→ The request
Images excluded, repeat each entry below exactly.

Records from a collection of figures

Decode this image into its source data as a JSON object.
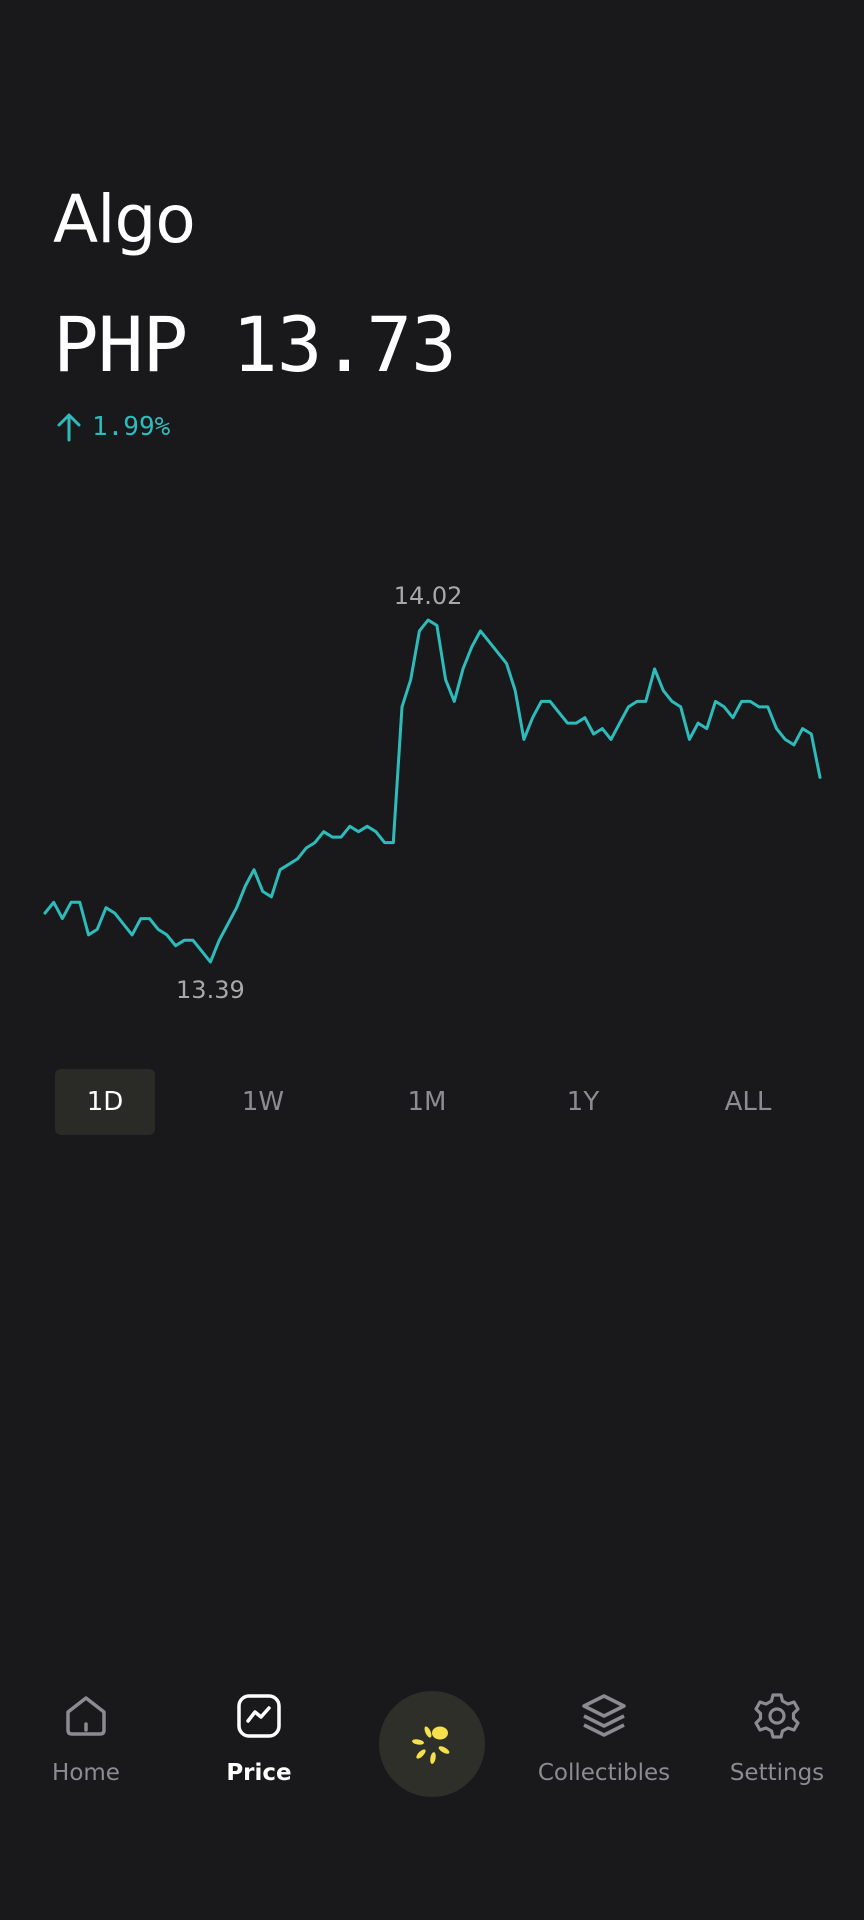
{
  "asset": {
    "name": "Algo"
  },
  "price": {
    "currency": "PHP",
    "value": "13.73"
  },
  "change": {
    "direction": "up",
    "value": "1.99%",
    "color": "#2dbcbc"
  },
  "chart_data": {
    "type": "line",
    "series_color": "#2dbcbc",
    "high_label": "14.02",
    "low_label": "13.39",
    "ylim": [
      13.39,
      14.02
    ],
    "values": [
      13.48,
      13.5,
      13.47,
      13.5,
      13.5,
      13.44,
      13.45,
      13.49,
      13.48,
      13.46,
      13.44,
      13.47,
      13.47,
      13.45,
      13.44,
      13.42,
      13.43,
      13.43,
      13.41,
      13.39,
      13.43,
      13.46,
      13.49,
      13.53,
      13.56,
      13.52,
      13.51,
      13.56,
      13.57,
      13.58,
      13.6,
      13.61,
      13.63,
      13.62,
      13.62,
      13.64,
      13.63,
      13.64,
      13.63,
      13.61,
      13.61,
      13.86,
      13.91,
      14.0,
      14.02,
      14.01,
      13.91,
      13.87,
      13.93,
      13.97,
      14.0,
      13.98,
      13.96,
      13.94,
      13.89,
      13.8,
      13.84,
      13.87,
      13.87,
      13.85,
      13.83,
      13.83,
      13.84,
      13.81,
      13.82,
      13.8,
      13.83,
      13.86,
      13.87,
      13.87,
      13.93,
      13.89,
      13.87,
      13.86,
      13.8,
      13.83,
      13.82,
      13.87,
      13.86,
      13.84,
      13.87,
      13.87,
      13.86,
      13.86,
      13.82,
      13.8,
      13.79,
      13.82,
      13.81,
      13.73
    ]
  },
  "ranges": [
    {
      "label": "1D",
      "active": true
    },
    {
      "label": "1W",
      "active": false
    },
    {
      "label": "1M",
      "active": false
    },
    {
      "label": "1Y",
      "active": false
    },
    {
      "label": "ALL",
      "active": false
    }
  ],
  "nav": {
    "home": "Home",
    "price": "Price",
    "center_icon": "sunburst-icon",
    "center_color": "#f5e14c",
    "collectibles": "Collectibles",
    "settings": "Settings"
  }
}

→ Exercise answer
Decode this image into its source data as a JSON object.
{
  "asset": {
    "name": "Algo"
  },
  "price": {
    "currency": "PHP",
    "value": "13.73"
  },
  "change": {
    "direction": "up",
    "value": "1.99%",
    "color": "#2dbcbc"
  },
  "chart_data": {
    "type": "line",
    "series_color": "#2dbcbc",
    "high_label": "14.02",
    "low_label": "13.39",
    "ylim": [
      13.39,
      14.02
    ],
    "values": [
      13.48,
      13.5,
      13.47,
      13.5,
      13.5,
      13.44,
      13.45,
      13.49,
      13.48,
      13.46,
      13.44,
      13.47,
      13.47,
      13.45,
      13.44,
      13.42,
      13.43,
      13.43,
      13.41,
      13.39,
      13.43,
      13.46,
      13.49,
      13.53,
      13.56,
      13.52,
      13.51,
      13.56,
      13.57,
      13.58,
      13.6,
      13.61,
      13.63,
      13.62,
      13.62,
      13.64,
      13.63,
      13.64,
      13.63,
      13.61,
      13.61,
      13.86,
      13.91,
      14.0,
      14.02,
      14.01,
      13.91,
      13.87,
      13.93,
      13.97,
      14.0,
      13.98,
      13.96,
      13.94,
      13.89,
      13.8,
      13.84,
      13.87,
      13.87,
      13.85,
      13.83,
      13.83,
      13.84,
      13.81,
      13.82,
      13.8,
      13.83,
      13.86,
      13.87,
      13.87,
      13.93,
      13.89,
      13.87,
      13.86,
      13.8,
      13.83,
      13.82,
      13.87,
      13.86,
      13.84,
      13.87,
      13.87,
      13.86,
      13.86,
      13.82,
      13.8,
      13.79,
      13.82,
      13.81,
      13.73
    ]
  },
  "ranges": [
    {
      "label": "1D",
      "active": true
    },
    {
      "label": "1W",
      "active": false
    },
    {
      "label": "1M",
      "active": false
    },
    {
      "label": "1Y",
      "active": false
    },
    {
      "label": "ALL",
      "active": false
    }
  ],
  "nav": {
    "home": "Home",
    "price": "Price",
    "center_icon": "sunburst-icon",
    "center_color": "#f5e14c",
    "collectibles": "Collectibles",
    "settings": "Settings"
  }
}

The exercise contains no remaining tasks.